### WRITTEN PROBLEM
Only the pictures stay out; every record is to be quoted exactly.

### SUPPLIED ENTRIES
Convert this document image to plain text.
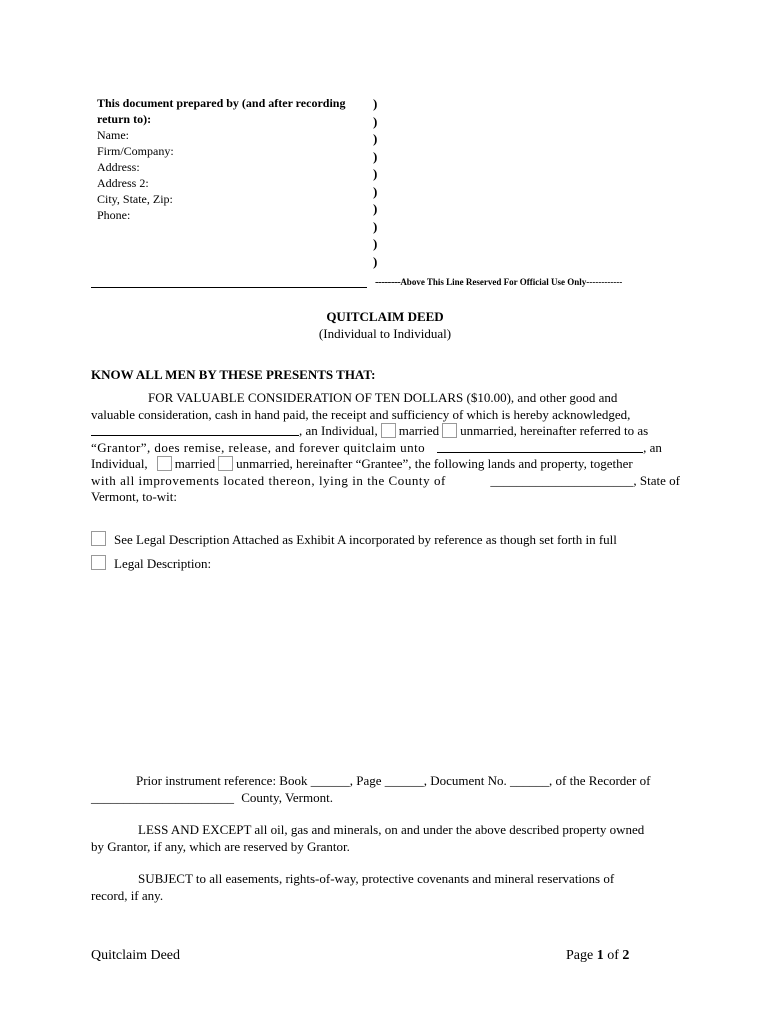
This document prepared by (and after recording
return to):
Name:
Firm/Company:
Address:
Address 2:
City, State, Zip:
Phone:
)
)
)
)
)
)
)
)
)
)
--------Above This Line Reserved For Official Use Only------------
QUITCLAIM DEED
(Individual to Individual)
KNOW ALL MEN BY THESE PRESENTS THAT:
FOR VALUABLE CONSIDERATION OF TEN DOLLARS ($10.00), and other good and
valuable consideration, cash in hand paid, the receipt and sufficiency of which is hereby acknowledged,
, an Individual, married unmarried, hereinafter referred to as
“Grantor”, does remise, release, and forever quitclaim unto	, an
Individual, married unmarried, hereinafter “Grantee”, the following lands and property, together
with all improvements located thereon, lying in the County of	______________________, State of
Vermont, to-wit:
See Legal Description Attached as Exhibit A incorporated by reference as though set forth in full
Legal Description:
Prior instrument reference: Book ______, Page ______, Document No. ______, of the Recorder of
______________________ County, Vermont.
LESS AND EXCEPT all oil, gas and minerals, on and under the above described property owned
by Grantor, if any, which are reserved by Grantor.
SUBJECT to all easements, rights-of-way, protective covenants and mineral reservations of
record, if any.
Quitclaim Deed	Page 1 of 2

### RESULT OF THIS EXERCISE
Convert this document image to plain text.
This document prepared by (and after recording
return to):
Name:
Firm/Company:
Address:
Address 2:
City, State, Zip:
Phone:
)
)
)
)
)
)
)
)
)
)
--------Above This Line Reserved For Official Use Only------------
QUITCLAIM DEED
(Individual to Individual)
KNOW ALL MEN BY THESE PRESENTS THAT:
FOR VALUABLE CONSIDERATION OF TEN DOLLARS ($10.00), and other good and
valuable consideration, cash in hand paid, the receipt and sufficiency of which is hereby acknowledged,
, an Individual, married unmarried, hereinafter referred to as
“Grantor”, does remise, release, and forever quitclaim unto	, an
Individual, married unmarried, hereinafter “Grantee”, the following lands and property, together
with all improvements located thereon, lying in the County of	______________________, State of
Vermont, to-wit:
See Legal Description Attached as Exhibit A incorporated by reference as though set forth in full
Legal Description:
Prior instrument reference: Book ______, Page ______, Document No. ______, of the Recorder of
______________________ County, Vermont.
LESS AND EXCEPT all oil, gas and minerals, on and under the above described property owned
by Grantor, if any, which are reserved by Grantor.
SUBJECT to all easements, rights-of-way, protective covenants and mineral reservations of
record, if any.
Quitclaim Deed	Page 1 of 2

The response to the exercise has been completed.